■ What you are asked to do
Could you write out the records below exactly as they appear?
═══ Material
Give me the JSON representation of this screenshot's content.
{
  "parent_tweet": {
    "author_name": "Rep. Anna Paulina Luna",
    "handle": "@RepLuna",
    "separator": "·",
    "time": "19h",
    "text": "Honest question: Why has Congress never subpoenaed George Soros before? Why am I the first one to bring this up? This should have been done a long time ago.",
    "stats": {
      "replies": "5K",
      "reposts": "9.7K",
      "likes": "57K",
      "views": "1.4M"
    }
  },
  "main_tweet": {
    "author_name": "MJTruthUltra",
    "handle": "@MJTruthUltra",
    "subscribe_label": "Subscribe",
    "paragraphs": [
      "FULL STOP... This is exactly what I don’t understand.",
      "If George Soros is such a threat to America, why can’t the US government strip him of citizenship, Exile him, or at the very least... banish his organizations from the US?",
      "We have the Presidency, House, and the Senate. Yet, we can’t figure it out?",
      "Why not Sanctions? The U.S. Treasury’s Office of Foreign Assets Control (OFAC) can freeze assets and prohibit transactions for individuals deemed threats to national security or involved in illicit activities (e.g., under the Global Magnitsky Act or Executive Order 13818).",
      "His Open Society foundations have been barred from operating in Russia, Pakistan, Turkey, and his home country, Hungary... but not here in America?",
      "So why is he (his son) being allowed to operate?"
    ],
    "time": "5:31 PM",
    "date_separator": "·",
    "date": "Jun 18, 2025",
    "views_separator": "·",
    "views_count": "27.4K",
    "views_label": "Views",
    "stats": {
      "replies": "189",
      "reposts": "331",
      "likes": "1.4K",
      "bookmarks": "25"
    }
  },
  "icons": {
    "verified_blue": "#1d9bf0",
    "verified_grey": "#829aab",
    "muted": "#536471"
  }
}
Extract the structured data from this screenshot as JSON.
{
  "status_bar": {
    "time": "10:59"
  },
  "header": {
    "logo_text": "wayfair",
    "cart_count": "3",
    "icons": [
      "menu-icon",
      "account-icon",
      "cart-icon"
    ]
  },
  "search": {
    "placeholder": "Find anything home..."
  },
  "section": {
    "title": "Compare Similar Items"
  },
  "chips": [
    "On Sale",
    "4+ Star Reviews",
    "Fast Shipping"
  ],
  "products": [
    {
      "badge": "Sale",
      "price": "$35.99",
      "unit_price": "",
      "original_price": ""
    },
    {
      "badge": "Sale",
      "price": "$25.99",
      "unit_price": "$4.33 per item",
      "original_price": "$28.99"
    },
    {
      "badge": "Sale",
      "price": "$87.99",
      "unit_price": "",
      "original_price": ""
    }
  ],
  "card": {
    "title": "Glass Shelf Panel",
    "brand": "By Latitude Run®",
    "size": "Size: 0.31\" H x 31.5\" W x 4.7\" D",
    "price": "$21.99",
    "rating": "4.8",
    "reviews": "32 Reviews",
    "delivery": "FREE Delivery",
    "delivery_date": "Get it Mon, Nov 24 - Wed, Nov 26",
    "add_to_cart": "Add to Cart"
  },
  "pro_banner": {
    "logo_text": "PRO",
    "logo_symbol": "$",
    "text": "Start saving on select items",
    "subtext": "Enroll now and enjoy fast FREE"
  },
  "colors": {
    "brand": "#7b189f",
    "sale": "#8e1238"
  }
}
══════
■ Written solution
Give me the JSON representation of this screenshot's content.
{
  "parent_tweet": {
    "author_name": "Rep. Anna Paulina Luna",
    "handle": "@RepLuna",
    "separator": "·",
    "time": "19h",
    "text": "Honest question: Why has Congress never subpoenaed George Soros before? Why am I the first one to bring this up? This should have been done a long time ago.",
    "stats": {
      "replies": "5K",
      "reposts": "9.7K",
      "likes": "57K",
      "views": "1.4M"
    }
  },
  "main_tweet": {
    "author_name": "MJTruthUltra",
    "handle": "@MJTruthUltra",
    "subscribe_label": "Subscribe",
    "paragraphs": [
      "FULL STOP... This is exactly what I don’t understand.",
      "If George Soros is such a threat to America, why can’t the US government strip him of citizenship, Exile him, or at the very least... banish his organizations from the US?",
      "We have the Presidency, House, and the Senate. Yet, we can’t figure it out?",
      "Why not Sanctions? The U.S. Treasury’s Office of Foreign Assets Control (OFAC) can freeze assets and prohibit transactions for individuals deemed threats to national security or involved in illicit activities (e.g., under the Global Magnitsky Act or Executive Order 13818).",
      "His Open Society foundations have been barred from operating in Russia, Pakistan, Turkey, and his home country, Hungary... but not here in America?",
      "So why is he (his son) being allowed to operate?"
    ],
    "time": "5:31 PM",
    "date_separator": "·",
    "date": "Jun 18, 2025",
    "views_separator": "·",
    "views_count": "27.4K",
    "views_label": "Views",
    "stats": {
      "replies": "189",
      "reposts": "331",
      "likes": "1.4K",
      "bookmarks": "25"
    }
  },
  "icons": {
    "verified_blue": "#1d9bf0",
    "verified_grey": "#829aab",
    "muted": "#536471"
  }
}
Extract the structured data from this screenshot as JSON.
{
  "status_bar": {
    "time": "10:59"
  },
  "header": {
    "logo_text": "wayfair",
    "cart_count": "3",
    "icons": [
      "menu-icon",
      "account-icon",
      "cart-icon"
    ]
  },
  "search": {
    "placeholder": "Find anything home..."
  },
  "section": {
    "title": "Compare Similar Items"
  },
  "chips": [
    "On Sale",
    "4+ Star Reviews",
    "Fast Shipping"
  ],
  "products": [
    {
      "badge": "Sale",
      "price": "$35.99",
      "unit_price": "",
      "original_price": ""
    },
    {
      "badge": "Sale",
      "price": "$25.99",
      "unit_price": "$4.33 per item",
      "original_price": "$28.99"
    },
    {
      "badge": "Sale",
      "price": "$87.99",
      "unit_price": "",
      "original_price": ""
    }
  ],
  "card": {
    "title": "Glass Shelf Panel",
    "brand": "By Latitude Run®",
    "size": "Size: 0.31\" H x 31.5\" W x 4.7\" D",
    "price": "$21.99",
    "rating": "4.8",
    "reviews": "32 Reviews",
    "delivery": "FREE Delivery",
    "delivery_date": "Get it Mon, Nov 24 - Wed, Nov 26",
    "add_to_cart": "Add to Cart"
  },
  "pro_banner": {
    "logo_text": "PRO",
    "logo_symbol": "$",
    "text": "Start saving on select items",
    "subtext": "Enroll now and enjoy fast FREE"
  },
  "colors": {
    "brand": "#7b189f",
    "sale": "#8e1238"
  }
}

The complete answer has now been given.